-- Start Records for this task --

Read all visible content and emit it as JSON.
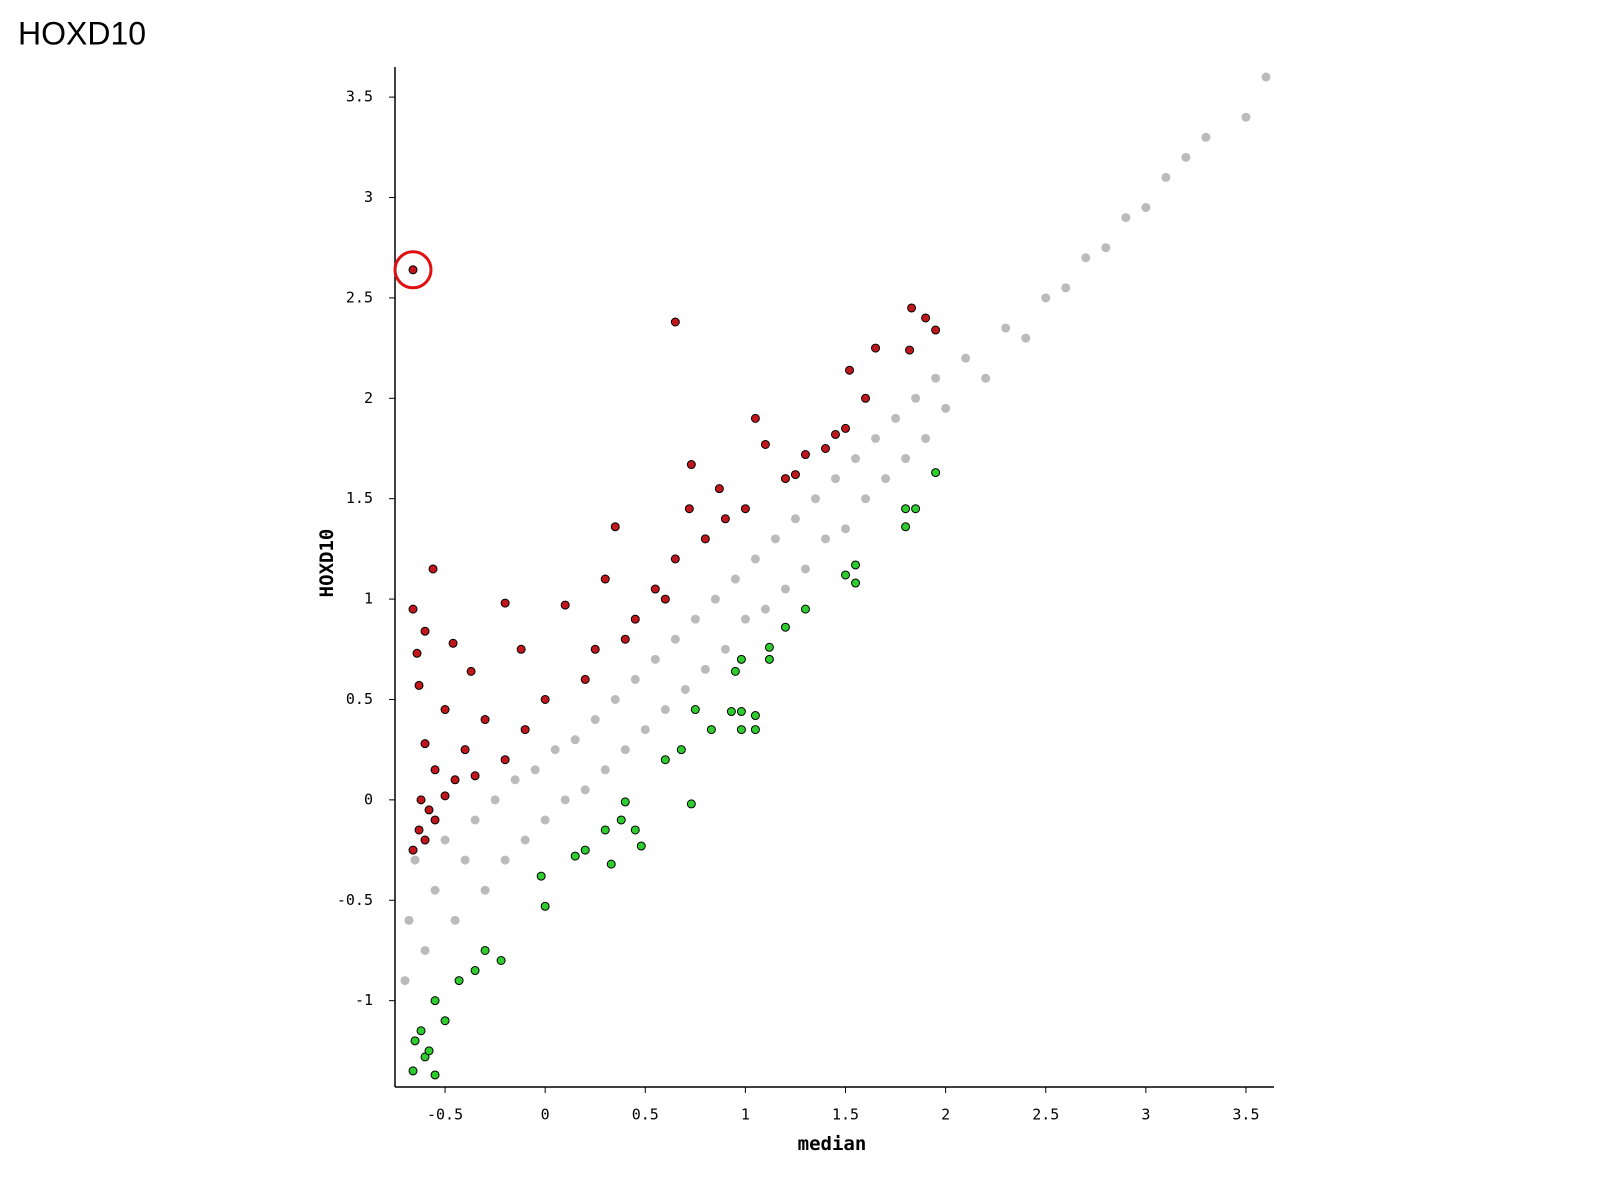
{
  "chart_data": {
    "type": "scatter",
    "title": "HOXD10",
    "xlabel": "median",
    "ylabel": "HOXD10",
    "xlim": [
      -0.75,
      3.64
    ],
    "ylim": [
      -1.43,
      3.65
    ],
    "xticks": [
      -0.5,
      0,
      0.5,
      1,
      1.5,
      2,
      2.5,
      3,
      3.5
    ],
    "yticks": [
      -1,
      -0.5,
      0,
      0.5,
      1,
      1.5,
      2,
      2.5,
      3,
      3.5
    ],
    "series": [
      {
        "color": "#bbbbbb",
        "x": [
          -0.7,
          -0.68,
          -0.65,
          -0.6,
          -0.55,
          -0.5,
          -0.45,
          -0.4,
          -0.35,
          -0.3,
          -0.25,
          -0.2,
          -0.15,
          -0.1,
          -0.05,
          0,
          0.05,
          0.1,
          0.15,
          0.2,
          0.25,
          0.3,
          0.35,
          0.4,
          0.45,
          0.5,
          0.55,
          0.6,
          0.65,
          0.7,
          0.75,
          0.8,
          0.85,
          0.9,
          0.95,
          1.0,
          1.05,
          1.1,
          1.15,
          1.2,
          1.25,
          1.3,
          1.35,
          1.4,
          1.45,
          1.5,
          1.55,
          1.6,
          1.65,
          1.7,
          1.75,
          1.8,
          1.85,
          1.9,
          1.95,
          2.0,
          2.1,
          2.2,
          2.3,
          2.4,
          2.5,
          2.6,
          2.7,
          2.8,
          2.9,
          3.0,
          3.1,
          3.2,
          3.3,
          3.5,
          3.6
        ],
        "y": [
          -0.9,
          -0.6,
          -0.3,
          -0.75,
          -0.45,
          -0.2,
          -0.6,
          -0.3,
          -0.1,
          -0.45,
          0.0,
          -0.3,
          0.1,
          -0.2,
          0.15,
          -0.1,
          0.25,
          0.0,
          0.3,
          0.05,
          0.4,
          0.15,
          0.5,
          0.25,
          0.6,
          0.35,
          0.7,
          0.45,
          0.8,
          0.55,
          0.9,
          0.65,
          1.0,
          0.75,
          1.1,
          0.9,
          1.2,
          0.95,
          1.3,
          1.05,
          1.4,
          1.15,
          1.5,
          1.3,
          1.6,
          1.35,
          1.7,
          1.5,
          1.8,
          1.6,
          1.9,
          1.7,
          2.0,
          1.8,
          2.1,
          1.95,
          2.2,
          2.1,
          2.35,
          2.3,
          2.5,
          2.55,
          2.7,
          2.75,
          2.9,
          2.95,
          3.1,
          3.2,
          3.3,
          3.4,
          3.6
        ]
      },
      {
        "color": "#c0171c",
        "x": [
          -0.66,
          0.65,
          1.83,
          1.9,
          1.95,
          1.65,
          1.82,
          1.52,
          1.6,
          1.5,
          1.45,
          1.05,
          1.4,
          1.1,
          1.3,
          0.73,
          1.2,
          0.87,
          0.72,
          0.9,
          0.35,
          0.8,
          0.65,
          -0.56,
          0.3,
          0.55,
          -0.2,
          0.1,
          -0.66,
          0.45,
          -0.6,
          -0.46,
          -0.12,
          0.25,
          -0.64,
          -0.37,
          0.2,
          -0.63,
          -0.5,
          0.0,
          -0.3,
          -0.6,
          -0.1,
          -0.4,
          -0.55,
          -0.62,
          -0.58,
          -0.63,
          -0.55,
          -0.5,
          -0.66,
          -0.6,
          -0.45,
          -0.35,
          -0.2,
          0.4,
          0.6,
          1.0,
          1.25
        ],
        "y": [
          2.64,
          2.38,
          2.45,
          2.4,
          2.34,
          2.25,
          2.24,
          2.14,
          2.0,
          1.85,
          1.82,
          1.9,
          1.75,
          1.77,
          1.72,
          1.67,
          1.6,
          1.55,
          1.45,
          1.4,
          1.36,
          1.3,
          1.2,
          1.15,
          1.1,
          1.05,
          0.98,
          0.97,
          0.95,
          0.9,
          0.84,
          0.78,
          0.75,
          0.75,
          0.73,
          0.64,
          0.6,
          0.57,
          0.45,
          0.5,
          0.4,
          0.28,
          0.35,
          0.25,
          0.15,
          0.0,
          -0.05,
          -0.15,
          -0.1,
          0.02,
          -0.25,
          -0.2,
          0.1,
          0.12,
          0.2,
          0.8,
          1.0,
          1.45,
          1.62
        ]
      },
      {
        "color": "#2ecc2e",
        "x": [
          1.95,
          1.8,
          1.85,
          1.8,
          1.55,
          1.5,
          1.55,
          1.3,
          1.2,
          1.12,
          1.12,
          0.98,
          0.95,
          0.93,
          0.98,
          1.05,
          0.98,
          1.05,
          0.83,
          0.75,
          0.68,
          0.6,
          0.73,
          0.4,
          0.38,
          0.48,
          0.45,
          0.3,
          0.2,
          0.15,
          0.33,
          -0.02,
          0.0,
          -0.3,
          -0.22,
          -0.35,
          -0.43,
          -0.55,
          -0.5,
          -0.62,
          -0.65,
          -0.6,
          -0.66,
          -0.55,
          -0.58
        ],
        "y": [
          1.63,
          1.45,
          1.45,
          1.36,
          1.17,
          1.12,
          1.08,
          0.95,
          0.86,
          0.76,
          0.7,
          0.7,
          0.64,
          0.44,
          0.44,
          0.42,
          0.35,
          0.35,
          0.35,
          0.45,
          0.25,
          0.2,
          -0.02,
          -0.01,
          -0.1,
          -0.23,
          -0.15,
          -0.15,
          -0.25,
          -0.28,
          -0.32,
          -0.38,
          -0.53,
          -0.75,
          -0.8,
          -0.85,
          -0.9,
          -1.0,
          -1.1,
          -1.15,
          -1.2,
          -1.28,
          -1.35,
          -1.37,
          -1.25
        ]
      }
    ]
  }
}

-- End Records for this task --

## Directions
Write the records above out again exactly, with no pictures in your copy.

## Answer to this problem
Read all visible content and emit it as JSON.
{
  "chart_data": {
    "type": "scatter",
    "title": "HOXD10",
    "xlabel": "median",
    "ylabel": "HOXD10",
    "xlim": [
      -0.75,
      3.64
    ],
    "ylim": [
      -1.43,
      3.65
    ],
    "xticks": [
      -0.5,
      0,
      0.5,
      1,
      1.5,
      2,
      2.5,
      3,
      3.5
    ],
    "yticks": [
      -1,
      -0.5,
      0,
      0.5,
      1,
      1.5,
      2,
      2.5,
      3,
      3.5
    ],
    "series": [
      {
        "color": "#bbbbbb",
        "x": [
          -0.7,
          -0.68,
          -0.65,
          -0.6,
          -0.55,
          -0.5,
          -0.45,
          -0.4,
          -0.35,
          -0.3,
          -0.25,
          -0.2,
          -0.15,
          -0.1,
          -0.05,
          0,
          0.05,
          0.1,
          0.15,
          0.2,
          0.25,
          0.3,
          0.35,
          0.4,
          0.45,
          0.5,
          0.55,
          0.6,
          0.65,
          0.7,
          0.75,
          0.8,
          0.85,
          0.9,
          0.95,
          1.0,
          1.05,
          1.1,
          1.15,
          1.2,
          1.25,
          1.3,
          1.35,
          1.4,
          1.45,
          1.5,
          1.55,
          1.6,
          1.65,
          1.7,
          1.75,
          1.8,
          1.85,
          1.9,
          1.95,
          2.0,
          2.1,
          2.2,
          2.3,
          2.4,
          2.5,
          2.6,
          2.7,
          2.8,
          2.9,
          3.0,
          3.1,
          3.2,
          3.3,
          3.5,
          3.6
        ],
        "y": [
          -0.9,
          -0.6,
          -0.3,
          -0.75,
          -0.45,
          -0.2,
          -0.6,
          -0.3,
          -0.1,
          -0.45,
          0.0,
          -0.3,
          0.1,
          -0.2,
          0.15,
          -0.1,
          0.25,
          0.0,
          0.3,
          0.05,
          0.4,
          0.15,
          0.5,
          0.25,
          0.6,
          0.35,
          0.7,
          0.45,
          0.8,
          0.55,
          0.9,
          0.65,
          1.0,
          0.75,
          1.1,
          0.9,
          1.2,
          0.95,
          1.3,
          1.05,
          1.4,
          1.15,
          1.5,
          1.3,
          1.6,
          1.35,
          1.7,
          1.5,
          1.8,
          1.6,
          1.9,
          1.7,
          2.0,
          1.8,
          2.1,
          1.95,
          2.2,
          2.1,
          2.35,
          2.3,
          2.5,
          2.55,
          2.7,
          2.75,
          2.9,
          2.95,
          3.1,
          3.2,
          3.3,
          3.4,
          3.6
        ]
      },
      {
        "color": "#c0171c",
        "x": [
          -0.66,
          0.65,
          1.83,
          1.9,
          1.95,
          1.65,
          1.82,
          1.52,
          1.6,
          1.5,
          1.45,
          1.05,
          1.4,
          1.1,
          1.3,
          0.73,
          1.2,
          0.87,
          0.72,
          0.9,
          0.35,
          0.8,
          0.65,
          -0.56,
          0.3,
          0.55,
          -0.2,
          0.1,
          -0.66,
          0.45,
          -0.6,
          -0.46,
          -0.12,
          0.25,
          -0.64,
          -0.37,
          0.2,
          -0.63,
          -0.5,
          0.0,
          -0.3,
          -0.6,
          -0.1,
          -0.4,
          -0.55,
          -0.62,
          -0.58,
          -0.63,
          -0.55,
          -0.5,
          -0.66,
          -0.6,
          -0.45,
          -0.35,
          -0.2,
          0.4,
          0.6,
          1.0,
          1.25
        ],
        "y": [
          2.64,
          2.38,
          2.45,
          2.4,
          2.34,
          2.25,
          2.24,
          2.14,
          2.0,
          1.85,
          1.82,
          1.9,
          1.75,
          1.77,
          1.72,
          1.67,
          1.6,
          1.55,
          1.45,
          1.4,
          1.36,
          1.3,
          1.2,
          1.15,
          1.1,
          1.05,
          0.98,
          0.97,
          0.95,
          0.9,
          0.84,
          0.78,
          0.75,
          0.75,
          0.73,
          0.64,
          0.6,
          0.57,
          0.45,
          0.5,
          0.4,
          0.28,
          0.35,
          0.25,
          0.15,
          0.0,
          -0.05,
          -0.15,
          -0.1,
          0.02,
          -0.25,
          -0.2,
          0.1,
          0.12,
          0.2,
          0.8,
          1.0,
          1.45,
          1.62
        ]
      },
      {
        "color": "#2ecc2e",
        "x": [
          1.95,
          1.8,
          1.85,
          1.8,
          1.55,
          1.5,
          1.55,
          1.3,
          1.2,
          1.12,
          1.12,
          0.98,
          0.95,
          0.93,
          0.98,
          1.05,
          0.98,
          1.05,
          0.83,
          0.75,
          0.68,
          0.6,
          0.73,
          0.4,
          0.38,
          0.48,
          0.45,
          0.3,
          0.2,
          0.15,
          0.33,
          -0.02,
          0.0,
          -0.3,
          -0.22,
          -0.35,
          -0.43,
          -0.55,
          -0.5,
          -0.62,
          -0.65,
          -0.6,
          -0.66,
          -0.55,
          -0.58
        ],
        "y": [
          1.63,
          1.45,
          1.45,
          1.36,
          1.17,
          1.12,
          1.08,
          0.95,
          0.86,
          0.76,
          0.7,
          0.7,
          0.64,
          0.44,
          0.44,
          0.42,
          0.35,
          0.35,
          0.35,
          0.45,
          0.25,
          0.2,
          -0.02,
          -0.01,
          -0.1,
          -0.23,
          -0.15,
          -0.15,
          -0.25,
          -0.28,
          -0.32,
          -0.38,
          -0.53,
          -0.75,
          -0.8,
          -0.85,
          -0.9,
          -1.0,
          -1.1,
          -1.15,
          -1.2,
          -1.28,
          -1.35,
          -1.37,
          -1.25
        ]
      }
    ]
  }
}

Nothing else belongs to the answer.